## begin
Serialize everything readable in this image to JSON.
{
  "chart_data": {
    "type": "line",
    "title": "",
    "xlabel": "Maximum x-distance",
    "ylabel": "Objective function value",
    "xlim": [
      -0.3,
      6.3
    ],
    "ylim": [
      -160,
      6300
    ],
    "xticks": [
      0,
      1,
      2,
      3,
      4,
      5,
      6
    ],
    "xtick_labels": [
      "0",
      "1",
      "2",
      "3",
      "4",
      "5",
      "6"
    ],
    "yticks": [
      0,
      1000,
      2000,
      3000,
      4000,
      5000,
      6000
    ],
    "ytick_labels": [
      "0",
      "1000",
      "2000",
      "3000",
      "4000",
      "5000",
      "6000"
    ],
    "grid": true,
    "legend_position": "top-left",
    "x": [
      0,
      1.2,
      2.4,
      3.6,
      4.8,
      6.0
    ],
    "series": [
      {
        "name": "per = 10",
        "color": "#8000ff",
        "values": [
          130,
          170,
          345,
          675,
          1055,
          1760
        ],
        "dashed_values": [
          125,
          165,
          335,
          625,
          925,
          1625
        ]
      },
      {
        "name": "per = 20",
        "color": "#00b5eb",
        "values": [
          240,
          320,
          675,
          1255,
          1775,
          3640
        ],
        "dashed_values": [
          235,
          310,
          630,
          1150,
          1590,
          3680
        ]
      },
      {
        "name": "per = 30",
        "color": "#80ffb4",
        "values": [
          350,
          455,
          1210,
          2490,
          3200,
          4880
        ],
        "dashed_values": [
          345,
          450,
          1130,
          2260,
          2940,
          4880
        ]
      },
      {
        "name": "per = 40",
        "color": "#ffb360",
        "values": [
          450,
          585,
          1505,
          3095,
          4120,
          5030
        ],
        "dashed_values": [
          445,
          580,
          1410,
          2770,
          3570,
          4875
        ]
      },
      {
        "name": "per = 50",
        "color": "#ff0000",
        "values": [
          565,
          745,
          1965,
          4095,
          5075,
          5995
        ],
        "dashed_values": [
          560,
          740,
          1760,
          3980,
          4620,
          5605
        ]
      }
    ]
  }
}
## end
_REQUEST:_
Write the entries again, exactly as they stand.

_ANSWER FOR THE TASK:_
Serialize everything readable in this image to JSON.
{
  "chart_data": {
    "type": "line",
    "title": "",
    "xlabel": "Maximum x-distance",
    "ylabel": "Objective function value",
    "xlim": [
      -0.3,
      6.3
    ],
    "ylim": [
      -160,
      6300
    ],
    "xticks": [
      0,
      1,
      2,
      3,
      4,
      5,
      6
    ],
    "xtick_labels": [
      "0",
      "1",
      "2",
      "3",
      "4",
      "5",
      "6"
    ],
    "yticks": [
      0,
      1000,
      2000,
      3000,
      4000,
      5000,
      6000
    ],
    "ytick_labels": [
      "0",
      "1000",
      "2000",
      "3000",
      "4000",
      "5000",
      "6000"
    ],
    "grid": true,
    "legend_position": "top-left",
    "x": [
      0,
      1.2,
      2.4,
      3.6,
      4.8,
      6.0
    ],
    "series": [
      {
        "name": "per = 10",
        "color": "#8000ff",
        "values": [
          130,
          170,
          345,
          675,
          1055,
          1760
        ],
        "dashed_values": [
          125,
          165,
          335,
          625,
          925,
          1625
        ]
      },
      {
        "name": "per = 20",
        "color": "#00b5eb",
        "values": [
          240,
          320,
          675,
          1255,
          1775,
          3640
        ],
        "dashed_values": [
          235,
          310,
          630,
          1150,
          1590,
          3680
        ]
      },
      {
        "name": "per = 30",
        "color": "#80ffb4",
        "values": [
          350,
          455,
          1210,
          2490,
          3200,
          4880
        ],
        "dashed_values": [
          345,
          450,
          1130,
          2260,
          2940,
          4880
        ]
      },
      {
        "name": "per = 40",
        "color": "#ffb360",
        "values": [
          450,
          585,
          1505,
          3095,
          4120,
          5030
        ],
        "dashed_values": [
          445,
          580,
          1410,
          2770,
          3570,
          4875
        ]
      },
      {
        "name": "per = 50",
        "color": "#ff0000",
        "values": [
          565,
          745,
          1965,
          4095,
          5075,
          5995
        ],
        "dashed_values": [
          560,
          740,
          1760,
          3980,
          4620,
          5605
        ]
      }
    ]
  }
}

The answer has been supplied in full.